## Ausgangstext

◆ ◆ ◆

Elterngeld - Mutterschaftsgeld - Anrechnung - Anspruchsdauer - Bezugszeitraum - Lebensmonatsprinzip - Bezugsmonat - Fiktion - Doppelleistung - anspruchsberechtigter Personenkreis - Erwerbstätigkeit


Tenor

Die Revision des Beklagten gegen das Urteil des [X.] vom 22. Juni 2010 wird zurückgewiesen.

Der Beklagte hat die außergerichtlichen Kosten des [X.] auch für das Revisionsverfahren zu erstatten.

Tatbestand

1

Streitig ist die Bezugsdauer des dem Kläger nach dem [X.] ([X.]) zustehenden [X.]es.

2

Der Kläger und seine Ehefrau sind die Eltern der am 2007 geborenen A Sie beantragten am [X.] [X.]; dabei bestimmten sie den Kläger zum Bezugsberechtigten für den ersten bis zwölften Lebensmonat des Kindes. Außerdem legten sie eine Bescheinigung der [X.] vom 15.2.2007 vor, wonach die Ehefrau des [X.] vom 31.12.2006 bis [X.] Mutterschaftsgeld beziehen werde.

3

Das beklagte Land bewilligte dem Kläger daraufhin [X.] für den ersten bis elften Lebensmonat des Kindes ([X.]) in Höhe von 580,16 Euro monatlich. Die Versagung des [X.]es für den zwölften Lebensmonat wurde damit begründet, dass die Ehefrau auch im dritten Lebensmonat des Kindes (nämlich am [X.]) Mutterschaftsgeld beziehe. Dies führe nach § 4 Abs 3 Satz 2 [X.] dazu, dass drei der vierzehn Lebensmonate, für die die Eltern insgesamt Anspruch auf [X.] hätten, als von der Mutter verbraucht gelten würden. Dem Vater könne deshalb nur für die Dauer von elf Lebensmonaten [X.] gewährt werden (Bescheid vom [X.] in der Gestalt des Widerspruchsbescheides vom [X.]).

◆ ◆ ◆

## Ausgangsmaterial

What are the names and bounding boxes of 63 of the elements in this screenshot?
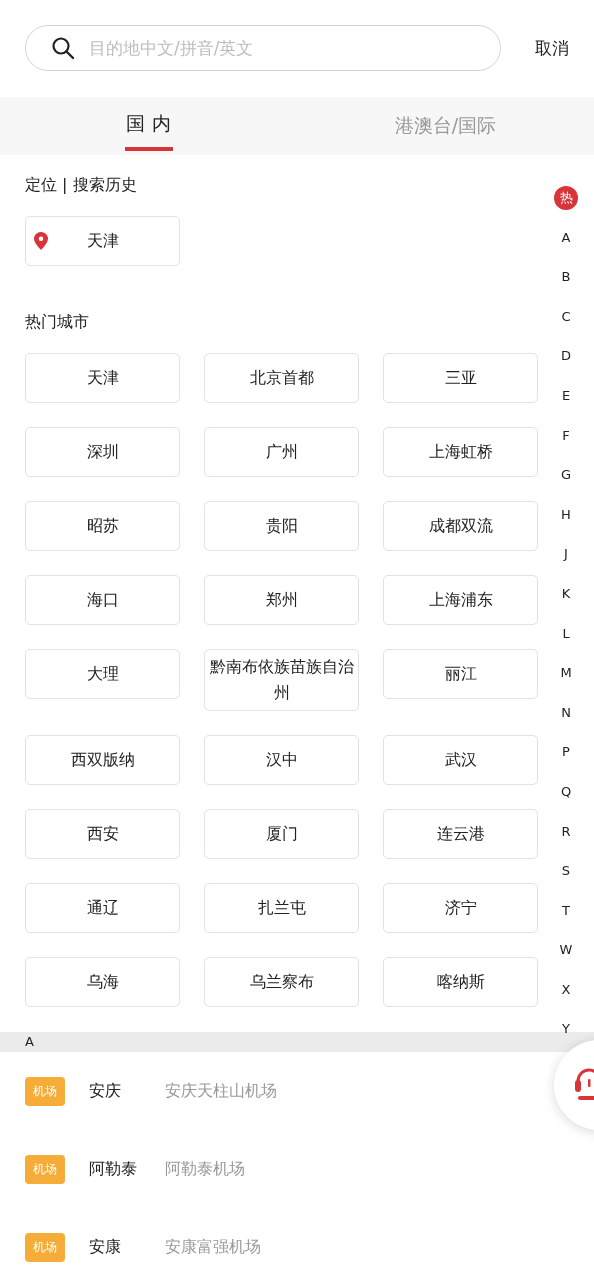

◆ ◆ ◆

## Aufgabe
Gib aus dem Ausgangstext zum Elterngeld den Abschnitt Wort für Wort aus, der bei „Die Revision des“ anfängt und bei „Mutterschaftsgeld beziehen werde.“ aufhört.

## Antwort
Die Revision des Beklagten gegen das Urteil des [X.] vom 22. Juni 2010 wird zurückgewiesen.

Der Beklagte hat die außergerichtlichen Kosten des [X.] auch für das Revisionsverfahren zu erstatten.

Tatbestand

1

Streitig ist die Bezugsdauer des dem Kläger nach dem [X.] ([X.]) zustehenden [X.]es.

2

Der Kläger und seine Ehefrau sind die Eltern der am 2007 geborenen A Sie beantragten am [X.] [X.]; dabei bestimmten sie den Kläger zum Bezugsberechtigten für den ersten bis zwölften Lebensmonat des Kindes. Außerdem legten sie eine Bescheinigung der [X.] vom 15.2.2007 vor, wonach die Ehefrau des [X.] vom 31.12.2006 bis [X.] Mutterschaftsgeld beziehen werde.